In the article below on Casey Affleck's Oscar and an episode of "Girls," please condense the paragraph beginning "Sunday's Academy Awards show" into a short bulleted list that keeps its main facts.

# Start of TEXT SEGMENT

Never meet your heroes: Casey Affleck accepts his Oscar while an episode of "Girls" addresses sexual harassment

Why is it so implausible that a woman would want to receive nothing more than wisdom from a an influential man?

Published March 1, 2017 11:58PM (EST)

 (HBO/Craig Blankenhorn)
(HBO/Craig Blankenhorn)

I don’t always agree with Lena Dunham, but Sunday’s episode of “Girls” had me wanting to high-five the writer, director and actress. Dunham confronts the growing complacency in our culture that allows influential men to harass women in the episode called “American Bitch,” titled after a rumored almost title of a Philip Roth novel.

Sunday’s Academy Awards show was a disappointing example of the current state of our union, and not only if you happen to be a “La La Land” producer. Casey Affleck won the Oscar for best actor for his work in “Manchester by the Sea.” The film, which is rich in pathos and deep, brooding Massachusetts accents, is as good as any of the other contenders, but Affleck’s victory stirred up the same feelings I had on election night. Once again a powerful white man accused of sexual assault was being rewarded and celebrated.

# End of TEXT SEGMENT
# Start of GIVEN ENTRIES

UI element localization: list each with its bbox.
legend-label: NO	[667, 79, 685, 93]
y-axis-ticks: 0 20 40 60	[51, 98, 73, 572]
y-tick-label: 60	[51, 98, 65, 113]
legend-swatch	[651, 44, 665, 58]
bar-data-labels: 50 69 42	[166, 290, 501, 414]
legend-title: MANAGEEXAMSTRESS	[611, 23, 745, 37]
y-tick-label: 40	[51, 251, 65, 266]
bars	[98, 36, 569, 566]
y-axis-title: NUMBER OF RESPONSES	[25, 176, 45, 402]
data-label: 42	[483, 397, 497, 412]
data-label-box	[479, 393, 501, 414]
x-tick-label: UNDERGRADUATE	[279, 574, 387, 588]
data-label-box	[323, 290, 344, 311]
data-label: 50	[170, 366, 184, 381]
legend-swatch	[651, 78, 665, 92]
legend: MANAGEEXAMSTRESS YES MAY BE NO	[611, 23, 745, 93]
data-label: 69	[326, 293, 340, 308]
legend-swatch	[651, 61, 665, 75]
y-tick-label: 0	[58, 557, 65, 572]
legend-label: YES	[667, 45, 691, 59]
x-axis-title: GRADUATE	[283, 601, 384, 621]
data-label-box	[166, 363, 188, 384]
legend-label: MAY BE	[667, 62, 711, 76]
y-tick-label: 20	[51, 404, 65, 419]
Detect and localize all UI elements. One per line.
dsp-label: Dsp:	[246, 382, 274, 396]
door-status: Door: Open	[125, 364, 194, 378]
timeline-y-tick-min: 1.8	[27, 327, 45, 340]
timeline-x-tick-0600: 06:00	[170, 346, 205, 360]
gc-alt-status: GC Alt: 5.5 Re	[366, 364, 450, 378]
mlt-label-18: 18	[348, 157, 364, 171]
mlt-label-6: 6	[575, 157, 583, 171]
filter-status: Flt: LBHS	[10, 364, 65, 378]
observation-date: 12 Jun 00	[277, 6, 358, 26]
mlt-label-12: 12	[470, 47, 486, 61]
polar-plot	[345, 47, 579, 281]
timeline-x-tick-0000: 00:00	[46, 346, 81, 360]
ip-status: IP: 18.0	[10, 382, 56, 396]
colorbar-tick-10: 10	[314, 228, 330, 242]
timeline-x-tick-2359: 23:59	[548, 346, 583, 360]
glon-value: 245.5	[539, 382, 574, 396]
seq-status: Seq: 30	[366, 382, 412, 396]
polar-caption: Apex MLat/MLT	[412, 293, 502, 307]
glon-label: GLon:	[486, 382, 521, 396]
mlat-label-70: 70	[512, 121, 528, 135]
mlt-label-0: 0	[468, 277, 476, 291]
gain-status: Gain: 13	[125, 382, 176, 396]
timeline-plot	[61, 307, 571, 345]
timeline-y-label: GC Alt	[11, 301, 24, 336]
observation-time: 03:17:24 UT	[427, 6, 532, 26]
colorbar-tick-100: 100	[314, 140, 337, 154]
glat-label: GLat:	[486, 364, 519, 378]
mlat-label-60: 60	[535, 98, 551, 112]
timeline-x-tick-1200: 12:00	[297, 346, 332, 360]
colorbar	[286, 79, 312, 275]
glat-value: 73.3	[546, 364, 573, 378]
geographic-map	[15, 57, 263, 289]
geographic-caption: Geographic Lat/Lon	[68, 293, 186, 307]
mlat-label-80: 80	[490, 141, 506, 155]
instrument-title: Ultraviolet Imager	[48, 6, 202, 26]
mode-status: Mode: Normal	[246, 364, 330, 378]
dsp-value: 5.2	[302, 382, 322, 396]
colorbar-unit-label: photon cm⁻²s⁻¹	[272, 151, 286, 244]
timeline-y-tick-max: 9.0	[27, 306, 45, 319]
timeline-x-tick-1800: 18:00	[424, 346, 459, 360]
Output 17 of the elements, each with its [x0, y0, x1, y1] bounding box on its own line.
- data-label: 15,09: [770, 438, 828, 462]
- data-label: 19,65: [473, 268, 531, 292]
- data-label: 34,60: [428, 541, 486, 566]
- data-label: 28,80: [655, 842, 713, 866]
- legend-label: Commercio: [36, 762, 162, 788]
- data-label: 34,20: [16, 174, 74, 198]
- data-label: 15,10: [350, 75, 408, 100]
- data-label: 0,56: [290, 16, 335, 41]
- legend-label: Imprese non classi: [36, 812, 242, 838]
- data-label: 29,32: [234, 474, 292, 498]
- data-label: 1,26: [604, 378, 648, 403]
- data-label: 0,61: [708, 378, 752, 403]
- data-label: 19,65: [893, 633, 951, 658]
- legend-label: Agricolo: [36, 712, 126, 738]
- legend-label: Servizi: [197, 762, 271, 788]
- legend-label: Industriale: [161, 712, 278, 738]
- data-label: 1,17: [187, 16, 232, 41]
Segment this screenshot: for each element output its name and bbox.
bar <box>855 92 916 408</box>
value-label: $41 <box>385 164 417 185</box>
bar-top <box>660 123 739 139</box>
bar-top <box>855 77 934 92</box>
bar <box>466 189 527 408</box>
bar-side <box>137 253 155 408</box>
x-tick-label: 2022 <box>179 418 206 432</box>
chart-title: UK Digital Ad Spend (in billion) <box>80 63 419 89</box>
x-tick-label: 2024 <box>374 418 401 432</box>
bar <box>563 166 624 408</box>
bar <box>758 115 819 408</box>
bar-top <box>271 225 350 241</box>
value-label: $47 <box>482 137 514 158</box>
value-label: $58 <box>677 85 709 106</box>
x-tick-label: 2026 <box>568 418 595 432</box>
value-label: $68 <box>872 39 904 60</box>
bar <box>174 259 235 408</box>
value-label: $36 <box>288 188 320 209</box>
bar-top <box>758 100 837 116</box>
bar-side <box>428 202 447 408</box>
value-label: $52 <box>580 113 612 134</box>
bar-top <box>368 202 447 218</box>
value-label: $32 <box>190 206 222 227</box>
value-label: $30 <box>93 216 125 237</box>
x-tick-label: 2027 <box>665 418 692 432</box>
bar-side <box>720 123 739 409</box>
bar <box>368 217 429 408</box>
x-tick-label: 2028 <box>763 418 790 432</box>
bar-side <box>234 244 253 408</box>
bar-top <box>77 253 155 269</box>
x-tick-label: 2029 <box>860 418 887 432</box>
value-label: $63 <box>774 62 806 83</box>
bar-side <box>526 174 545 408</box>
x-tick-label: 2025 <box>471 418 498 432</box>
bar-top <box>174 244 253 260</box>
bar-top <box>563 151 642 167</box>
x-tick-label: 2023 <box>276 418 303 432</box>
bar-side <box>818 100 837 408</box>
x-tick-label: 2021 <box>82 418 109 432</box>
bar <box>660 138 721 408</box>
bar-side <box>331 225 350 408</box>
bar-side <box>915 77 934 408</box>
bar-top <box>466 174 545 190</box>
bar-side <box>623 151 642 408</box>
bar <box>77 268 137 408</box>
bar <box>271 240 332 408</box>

# End of GIVEN ENTRIES

THE SOLUTION:
- Sunday's Academy Awards show was a disappointing example of the current state of our union, and not only for "La La Land" producers.
- Casey Affleck won best actor for "Manchester by the Sea."
- The film, rich in pathos and brooding Massachusetts accents, is as good as the other contenders.
- Affleck's win stirred up the same feelings I had on election night.
- Once again, a powerful white man accused of sexual assault was rewarded and celebrated.